*Records*
○ ○ ○ ○ ○ ○ ○

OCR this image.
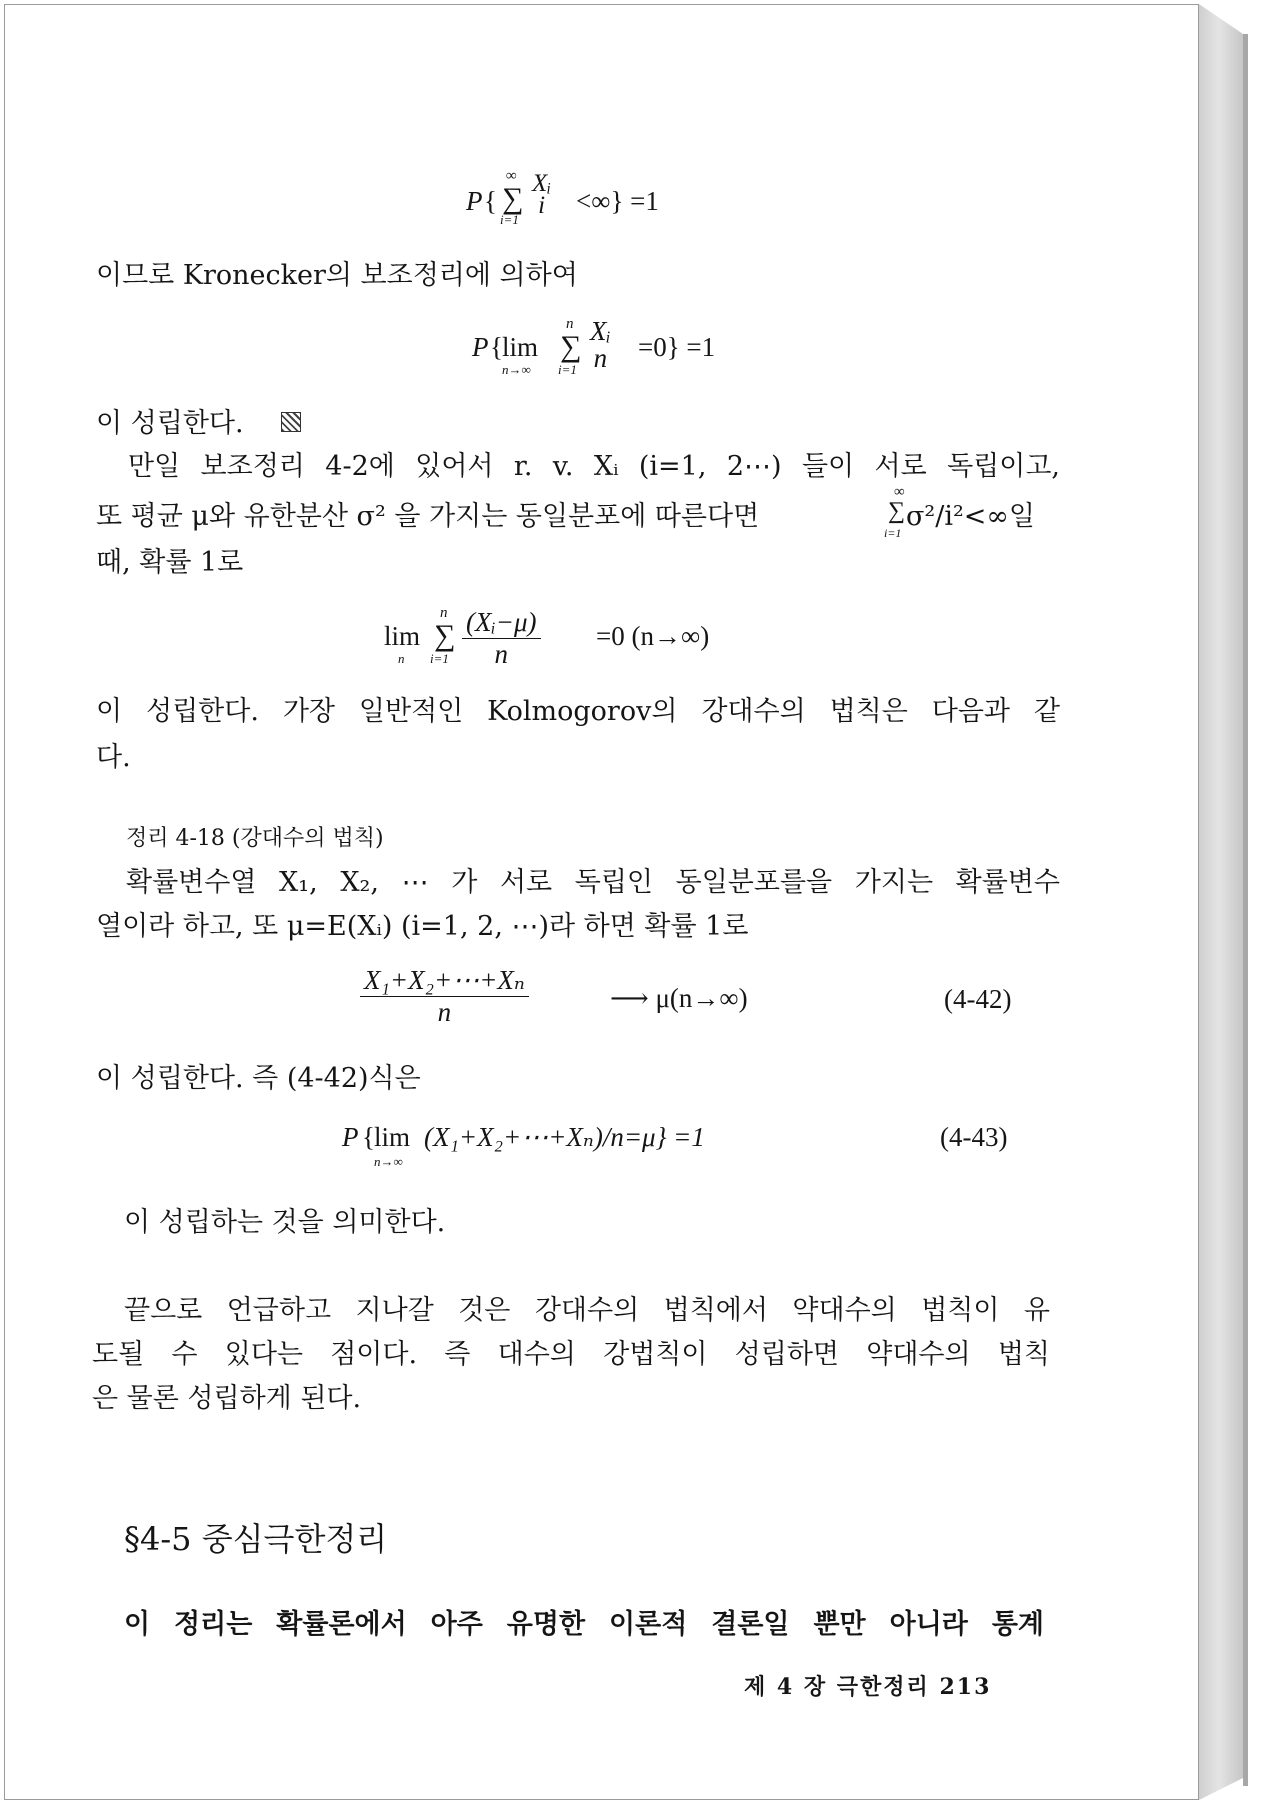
P {
∞
∑
i=1
Xᵢ
i	<∞} =1
이므로 Kronecker의 보조정리에 의하여
P { lim
n→∞
n
∑
i=1
Xᵢ
n =0} =1
이 성립한다.
만일 보조정리 4-2에 있어서 r. v. Xᵢ (i=1, 2⋯) 들이 서로 독립이고,
또 평균 μ와 유한분산 σ² 을 가지는 동일분포에 따른다면
∞
∑
i=1
σ²/i²<∞일
때, 확률 1로
lim
n
n
∑
$i=1 \frac{\text{(Xᵢ−μ)}}{n} =0$ (n→∞)
이 성립한다. 가장 일반적인 Kolmogorov의 강대수의 법칙은 다음과 같
다.
정리 4-18 (강대수의 법칙)
확률변수열 X₁, X₂, ⋯ 가 서로 독립인 동일분포를을 가지는 확률변수
열이라 하고, 또 μ=E(Xᵢ) (i=1, 2, ⋯)라 하면 확률 1로
$\frac{\text{X₁+X₂+⋯+Xₙ}}{n}$	⟶ μ(n→∞)	(4-42)
이 성립한다. 즉 (4-42)식은
P { lim
n→∞
(X₁+X₂+⋯+Xₙ)/n=μ} =1	(4-43)
이 성립하는 것을 의미한다.
끝으로 언급하고 지나갈 것은 강대수의 법칙에서 약대수의 법칙이 유
도될 수 있다는 점이다. 즉 대수의 강법칙이 성립하면 약대수의 법칙
은 물론 성립하게 된다.
§4-5 중심극한정리
이 정리는 확률론에서 아주 유명한 이론적 결론일 뿐만 아니라 통계
제 4 장 극한정리 213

○ ○ ○ ○ ○ ○ ○

Count the lines in the records above that contain the word "강대수의", and reply with only that number.

*Written answer*
3